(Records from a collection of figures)
● ● ● ●

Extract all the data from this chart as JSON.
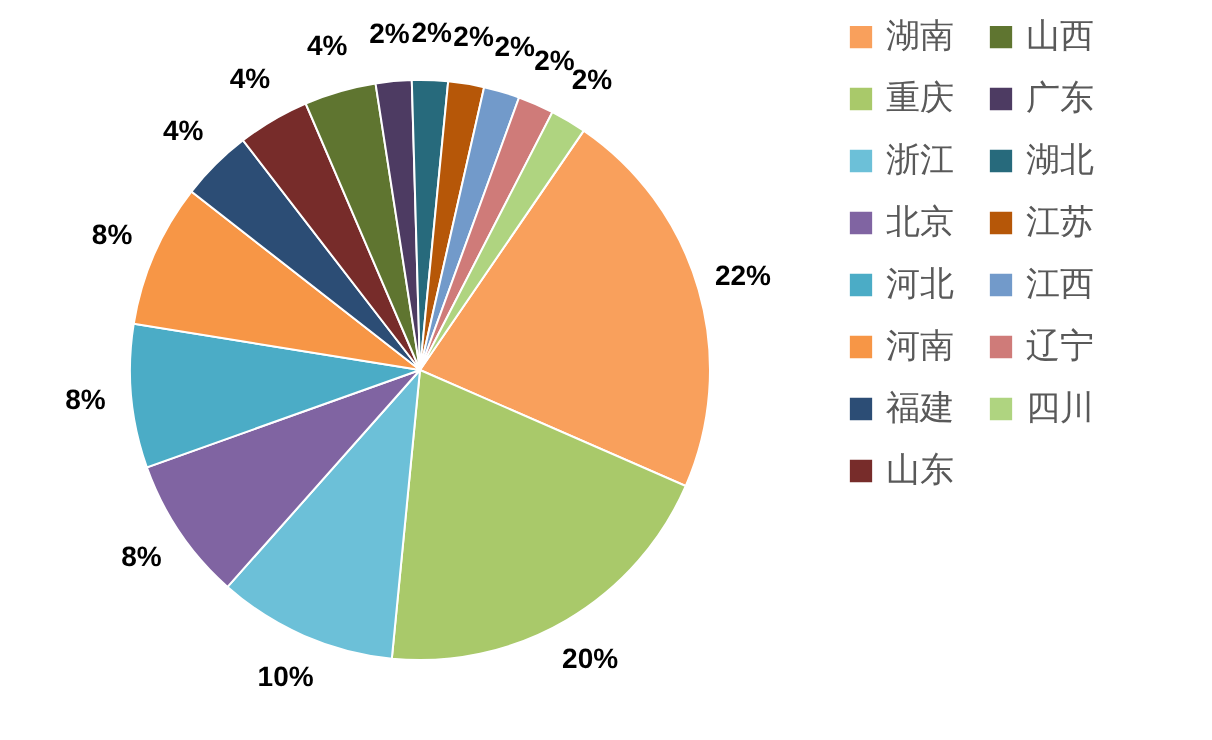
{
  "chart_data": {
    "type": "pie",
    "legend": "right",
    "categories": [
      "湖南",
      "重庆",
      "浙江",
      "北京",
      "河北",
      "河南",
      "福建",
      "山东",
      "山西",
      "广东",
      "湖北",
      "江苏",
      "江西",
      "辽宁",
      "四川"
    ],
    "values": [
      22,
      20,
      10,
      8,
      8,
      8,
      4,
      4,
      4,
      2,
      2,
      2,
      2,
      2,
      2
    ],
    "value_labels": [
      "22%",
      "20%",
      "10%",
      "8%",
      "8%",
      "8%",
      "4%",
      "4%",
      "4%",
      "2%",
      "2%",
      "2%",
      "2%",
      "2%",
      "2%"
    ],
    "colors": [
      "#f9a05c",
      "#a9c96a",
      "#6cc0d8",
      "#8064a2",
      "#4bacc6",
      "#f79646",
      "#2c4d75",
      "#772c2a",
      "#5f7530",
      "#4d3b62",
      "#276a7c",
      "#b65708",
      "#729aca",
      "#cf7b79",
      "#afd480"
    ]
  }
}
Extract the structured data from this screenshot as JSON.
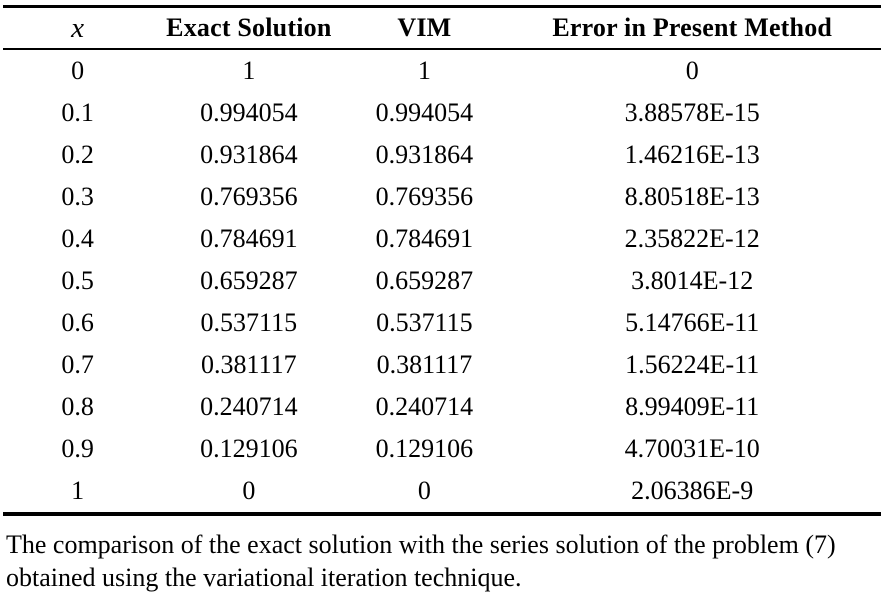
{
  "table": {
    "columns": [
      "x",
      "Exact Solution",
      "VIM",
      "Error in Present Method"
    ],
    "rows": [
      [
        "0",
        "1",
        "1",
        "0"
      ],
      [
        "0.1",
        "0.994054",
        "0.994054",
        "3.88578E-15"
      ],
      [
        "0.2",
        "0.931864",
        "0.931864",
        "1.46216E-13"
      ],
      [
        "0.3",
        "0.769356",
        "0.769356",
        "8.80518E-13"
      ],
      [
        "0.4",
        "0.784691",
        "0.784691",
        "2.35822E-12"
      ],
      [
        "0.5",
        "0.659287",
        "0.659287",
        "3.8014E-12"
      ],
      [
        "0.6",
        "0.537115",
        "0.537115",
        "5.14766E-11"
      ],
      [
        "0.7",
        "0.381117",
        "0.381117",
        "1.56224E-11"
      ],
      [
        "0.8",
        "0.240714",
        "0.240714",
        "8.99409E-11"
      ],
      [
        "0.9",
        "0.129106",
        "0.129106",
        "4.70031E-10"
      ],
      [
        "1",
        "0",
        "0",
        "2.06386E-9"
      ]
    ]
  },
  "caption": "The comparison of the exact solution with the series solution of the problem (7) obtained using the variational iteration technique.",
  "colors": {
    "text": "#000000",
    "background": "#ffffff",
    "rule": "#000000"
  }
}
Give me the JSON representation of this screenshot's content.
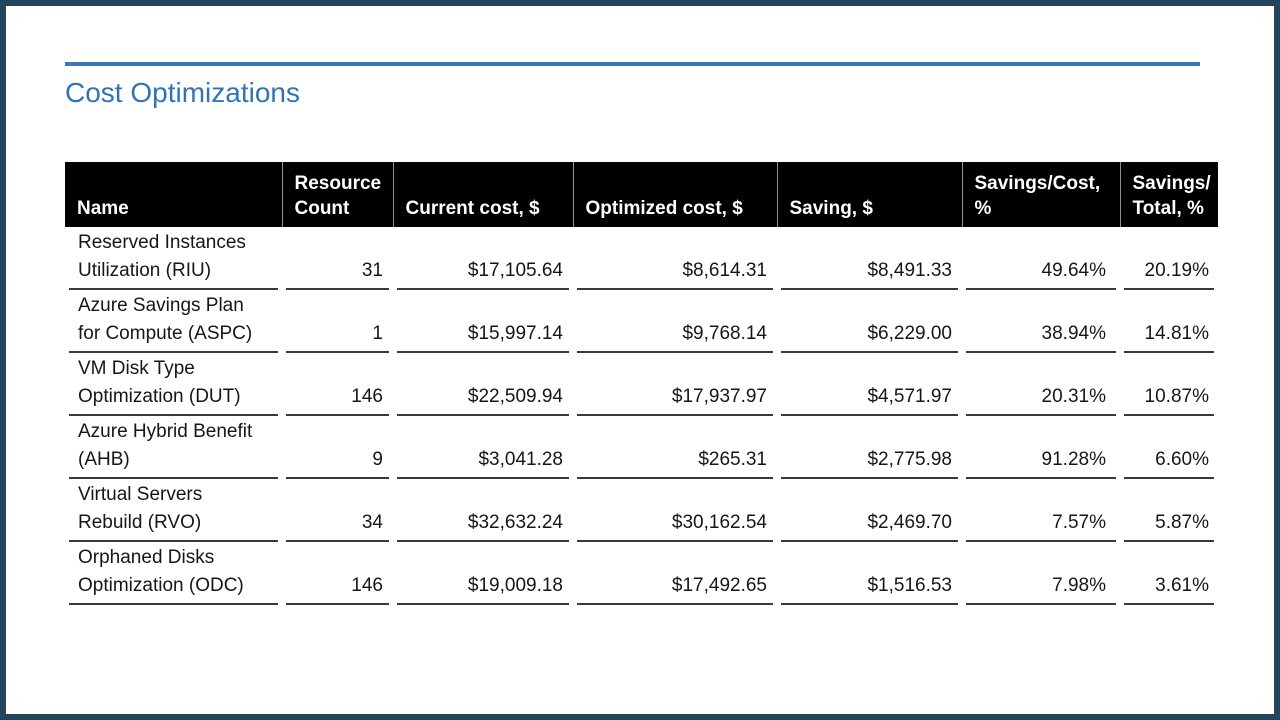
{
  "slide": {
    "title": "Cost Optimizations",
    "accent_color": "#2E75B6",
    "rule_color": "#3C78B5",
    "frame_color": "#23465C",
    "header_bg_color": "#000000",
    "header_text_color": "#FFFFFF"
  },
  "table": {
    "columns": [
      {
        "key": "name",
        "label": "Name",
        "align": "left"
      },
      {
        "key": "resource_count",
        "label": "Resource Count",
        "align": "right"
      },
      {
        "key": "current_cost",
        "label": "Current cost, $",
        "align": "right"
      },
      {
        "key": "optimized_cost",
        "label": "Optimized cost, $",
        "align": "right"
      },
      {
        "key": "saving",
        "label": "Saving, $",
        "align": "right"
      },
      {
        "key": "savings_cost_pct",
        "label": "Savings/​Cost, %",
        "align": "right"
      },
      {
        "key": "savings_total_pct",
        "label": "Savings/​Total, %",
        "align": "right"
      }
    ],
    "rows": [
      {
        "name": "Reserved Instances Utilization (RIU)",
        "resource_count": "31",
        "current_cost": "$17,105.64",
        "optimized_cost": "$8,614.31",
        "saving": "$8,491.33",
        "savings_cost_pct": "49.64%",
        "savings_total_pct": "20.19%"
      },
      {
        "name": "Azure Savings Plan for Compute (ASPC)",
        "resource_count": "1",
        "current_cost": "$15,997.14",
        "optimized_cost": "$9,768.14",
        "saving": "$6,229.00",
        "savings_cost_pct": "38.94%",
        "savings_total_pct": "14.81%"
      },
      {
        "name": "VM Disk Type Optimization (DUT)",
        "resource_count": "146",
        "current_cost": "$22,509.94",
        "optimized_cost": "$17,937.97",
        "saving": "$4,571.97",
        "savings_cost_pct": "20.31%",
        "savings_total_pct": "10.87%"
      },
      {
        "name": "Azure Hybrid Benefit (AHB)",
        "resource_count": "9",
        "current_cost": "$3,041.28",
        "optimized_cost": "$265.31",
        "saving": "$2,775.98",
        "savings_cost_pct": "91.28%",
        "savings_total_pct": "6.60%"
      },
      {
        "name": "Virtual Servers Rebuild (RVO)",
        "resource_count": "34",
        "current_cost": "$32,632.24",
        "optimized_cost": "$30,162.54",
        "saving": "$2,469.70",
        "savings_cost_pct": "7.57%",
        "savings_total_pct": "5.87%"
      },
      {
        "name": "Orphaned Disks Optimization (ODC)",
        "resource_count": "146",
        "current_cost": "$19,009.18",
        "optimized_cost": "$17,492.65",
        "saving": "$1,516.53",
        "savings_cost_pct": "7.98%",
        "savings_total_pct": "3.61%"
      }
    ]
  }
}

● ● ● ●

*GIVEN EXERCISE*.
Output the entries above exactly. Drop the pictures.

*SOLUTION FOR THIS EXERCISE*.
Extract all the data from this chart as JSON.
{
  "chart_data": {
    "type": "pie",
    "legend": "right",
    "categories": [
      "湖南",
      "重庆",
      "浙江",
      "北京",
      "河北",
      "河南",
      "福建",
      "山东",
      "山西",
      "广东",
      "湖北",
      "江苏",
      "江西",
      "辽宁",
      "四川"
    ],
    "values": [
      22,
      20,
      10,
      8,
      8,
      8,
      4,
      4,
      4,
      2,
      2,
      2,
      2,
      2,
      2
    ],
    "value_labels": [
      "22%",
      "20%",
      "10%",
      "8%",
      "8%",
      "8%",
      "4%",
      "4%",
      "4%",
      "2%",
      "2%",
      "2%",
      "2%",
      "2%",
      "2%"
    ],
    "colors": [
      "#f9a05c",
      "#a9c96a",
      "#6cc0d8",
      "#8064a2",
      "#4bacc6",
      "#f79646",
      "#2c4d75",
      "#772c2a",
      "#5f7530",
      "#4d3b62",
      "#276a7c",
      "#b65708",
      "#729aca",
      "#cf7b79",
      "#afd480"
    ]
  }
}
Extract the structured data from this screenshot as JSON.
{
  "table": {
    "columns": [
      "x",
      "Exact Solution",
      "VIM",
      "Error in Present Method"
    ],
    "rows": [
      [
        "0",
        "1",
        "1",
        "0"
      ],
      [
        "0.1",
        "0.994054",
        "0.994054",
        "3.88578E-15"
      ],
      [
        "0.2",
        "0.931864",
        "0.931864",
        "1.46216E-13"
      ],
      [
        "0.3",
        "0.769356",
        "0.769356",
        "8.80518E-13"
      ],
      [
        "0.4",
        "0.784691",
        "0.784691",
        "2.35822E-12"
      ],
      [
        "0.5",
        "0.659287",
        "0.659287",
        "3.8014E-12"
      ],
      [
        "0.6",
        "0.537115",
        "0.537115",
        "5.14766E-11"
      ],
      [
        "0.7",
        "0.381117",
        "0.381117",
        "1.56224E-11"
      ],
      [
        "0.8",
        "0.240714",
        "0.240714",
        "8.99409E-11"
      ],
      [
        "0.9",
        "0.129106",
        "0.129106",
        "4.70031E-10"
      ],
      [
        "1",
        "0",
        "0",
        "2.06386E-9"
      ]
    ]
  },
  "caption": "The comparison of the exact solution with the series solution of the problem (7) obtained using the variational iteration technique.",
  "colors": {
    "text": "#000000",
    "background": "#ffffff",
    "rule": "#000000"
  }
}
Give me the JSON representation of this screenshot's content.
{
  "slide": {
    "title": "Cost Optimizations",
    "accent_color": "#2E75B6",
    "rule_color": "#3C78B5",
    "frame_color": "#23465C",
    "header_bg_color": "#000000",
    "header_text_color": "#FFFFFF"
  },
  "table": {
    "columns": [
      {
        "key": "name",
        "label": "Name",
        "align": "left"
      },
      {
        "key": "resource_count",
        "label": "Resource Count",
        "align": "right"
      },
      {
        "key": "current_cost",
        "label": "Current cost, $",
        "align": "right"
      },
      {
        "key": "optimized_cost",
        "label": "Optimized cost, $",
        "align": "right"
      },
      {
        "key": "saving",
        "label": "Saving, $",
        "align": "right"
      },
      {
        "key": "savings_cost_pct",
        "label": "Savings/​Cost, %",
        "align": "right"
      },
      {
        "key": "savings_total_pct",
        "label": "Savings/​Total, %",
        "align": "right"
      }
    ],
    "rows": [
      {
        "name": "Reserved Instances Utilization (RIU)",
        "resource_count": "31",
        "current_cost": "$17,105.64",
        "optimized_cost": "$8,614.31",
        "saving": "$8,491.33",
        "savings_cost_pct": "49.64%",
        "savings_total_pct": "20.19%"
      },
      {
        "name": "Azure Savings Plan for Compute (ASPC)",
        "resource_count": "1",
        "current_cost": "$15,997.14",
        "optimized_cost": "$9,768.14",
        "saving": "$6,229.00",
        "savings_cost_pct": "38.94%",
        "savings_total_pct": "14.81%"
      },
      {
        "name": "VM Disk Type Optimization (DUT)",
        "resource_count": "146",
        "current_cost": "$22,509.94",
        "optimized_cost": "$17,937.97",
        "saving": "$4,571.97",
        "savings_cost_pct": "20.31%",
        "savings_total_pct": "10.87%"
      },
      {
        "name": "Azure Hybrid Benefit (AHB)",
        "resource_count": "9",
        "current_cost": "$3,041.28",
        "optimized_cost": "$265.31",
        "saving": "$2,775.98",
        "savings_cost_pct": "91.28%",
        "savings_total_pct": "6.60%"
      },
      {
        "name": "Virtual Servers Rebuild (RVO)",
        "resource_count": "34",
        "current_cost": "$32,632.24",
        "optimized_cost": "$30,162.54",
        "saving": "$2,469.70",
        "savings_cost_pct": "7.57%",
        "savings_total_pct": "5.87%"
      },
      {
        "name": "Orphaned Disks Optimization (ODC)",
        "resource_count": "146",
        "current_cost": "$19,009.18",
        "optimized_cost": "$17,492.65",
        "saving": "$1,516.53",
        "savings_cost_pct": "7.98%",
        "savings_total_pct": "3.61%"
      }
    ]
  }
}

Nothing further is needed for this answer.